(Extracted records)
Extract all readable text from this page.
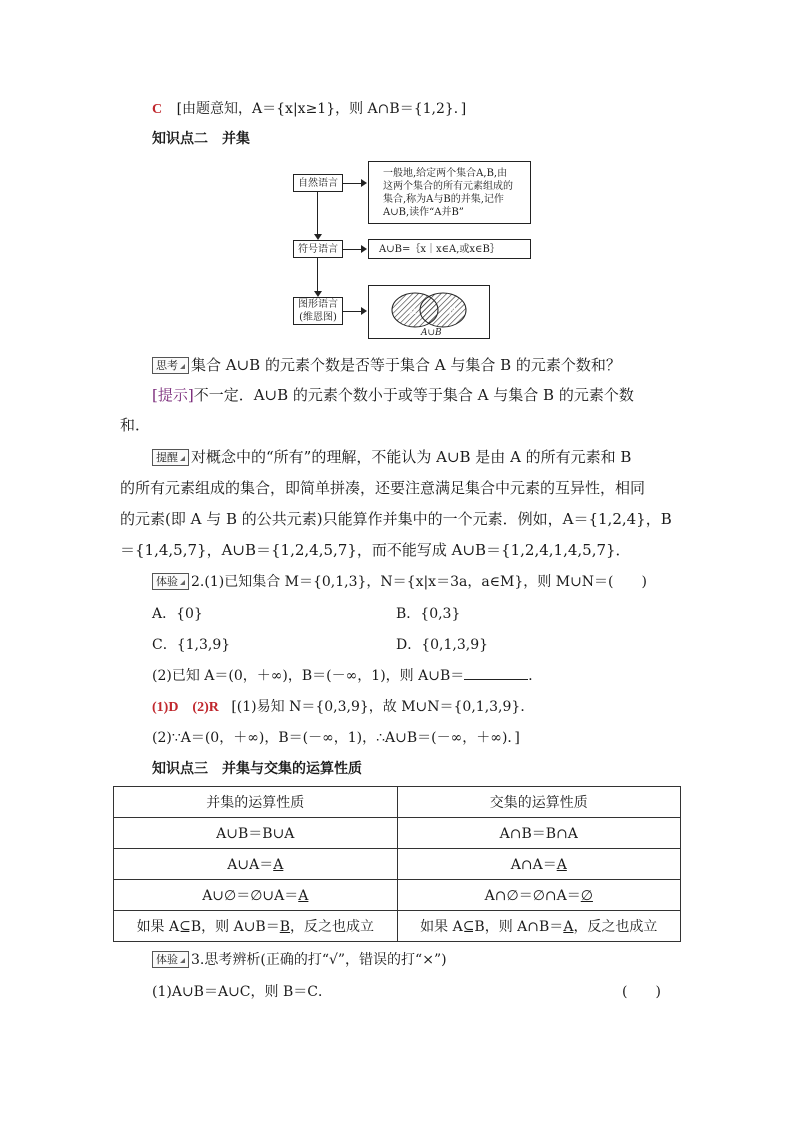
C [由题意知，A＝{x|x≥1}，则 A∩B＝{1,2}．]
知识点二　并集
自然语言
符号语言
图形语言(维恩图)
一般地,给定两个集合A,B,由这两个集合的所有元素组成的集合,称为A与B的并集,记作A∪B,读作“A并B”
A∪B=｛x｜x∈A,或x∈B｝
A	B
A∪B
思考 集合 A∪B 的元素个数是否等于集合 A 与集合 B 的元素个数和？
[提示]不一定．A∪B 的元素个数小于或等于集合 A 与集合 B 的元素个数
和．
提醒 对概念中的“所有”的理解，不能认为 A∪B 是由 A 的所有元素和 B
的所有元素组成的集合，即简单拼凑，还要注意满足集合中元素的互异性，相同
的元素(即 A 与 B 的公共元素)只能算作并集中的一个元素．例如，A＝{1,2,4}，B
＝{1,4,5,7}，A∪B＝{1,2,4,5,7}，而不能写成 A∪B＝{1,2,4,1,4,5,7}．
体验 2.(1)已知集合 M＝{0,1,3}，N＝{x|x＝3a，a∈M}，则 M∪N＝(　　)
A．{0}	B．{0,3}
C．{1,3,9}	D．{0,1,3,9}
(2)已知 A＝(0，＋∞)，B＝(－∞，1)，则 A∪B＝	．
(1)D　(2)R [(1)易知 N＝{0,3,9}，故 M∪N＝{0,1,3,9}．
(2)∵A＝(0，＋∞)，B＝(－∞，1)，∴A∪B＝(－∞，＋∞)．]
知识点三　并集与交集的运算性质
并集的运算性质	交集的运算性质
A∪B＝B∪A	A∩B＝B∩A
A∪A＝A	A∩A＝A
A∪∅＝∅∪A＝A	A∩∅＝∅∩A＝∅
如果 A⊆B，则 A∪B＝B，反之也成立	如果 A⊆B，则 A∩B＝A，反之也成立
体验 3.思考辨析(正确的打“√”，错误的打“×”)
(1)A∪B＝A∪C，则 B＝C．	(　　)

• _What to work on_: Working from the lines above, reproduce the material exactly and exclude its pictures.

• _Task solution_:
Extract all readable text from this page.
C [由题意知，A＝{x|x≥1}，则 A∩B＝{1,2}．]
知识点二　并集
自然语言
符号语言
图形语言(维恩图)
一般地,给定两个集合A,B,由这两个集合的所有元素组成的集合,称为A与B的并集,记作A∪B,读作“A并B”
A∪B=｛x｜x∈A,或x∈B｝
A	B
A∪B
思考 集合 A∪B 的元素个数是否等于集合 A 与集合 B 的元素个数和？
[提示]不一定．A∪B 的元素个数小于或等于集合 A 与集合 B 的元素个数
和．
提醒 对概念中的“所有”的理解，不能认为 A∪B 是由 A 的所有元素和 B
的所有元素组成的集合，即简单拼凑，还要注意满足集合中元素的互异性，相同
的元素(即 A 与 B 的公共元素)只能算作并集中的一个元素．例如，A＝{1,2,4}，B
＝{1,4,5,7}，A∪B＝{1,2,4,5,7}，而不能写成 A∪B＝{1,2,4,1,4,5,7}．
体验 2.(1)已知集合 M＝{0,1,3}，N＝{x|x＝3a，a∈M}，则 M∪N＝(　　)
A．{0}	B．{0,3}
C．{1,3,9}	D．{0,1,3,9}
(2)已知 A＝(0，＋∞)，B＝(－∞，1)，则 A∪B＝	．
(1)D　(2)R [(1)易知 N＝{0,3,9}，故 M∪N＝{0,1,3,9}．
(2)∵A＝(0，＋∞)，B＝(－∞，1)，∴A∪B＝(－∞，＋∞)．]
知识点三　并集与交集的运算性质
并集的运算性质	交集的运算性质
A∪B＝B∪A	A∩B＝B∩A
A∪A＝A	A∩A＝A
A∪∅＝∅∪A＝A	A∩∅＝∅∩A＝∅
如果 A⊆B，则 A∪B＝B，反之也成立	如果 A⊆B，则 A∩B＝A，反之也成立
体验 3.思考辨析(正确的打“√”，错误的打“×”)
(1)A∪B＝A∪C，则 B＝C．	(　　)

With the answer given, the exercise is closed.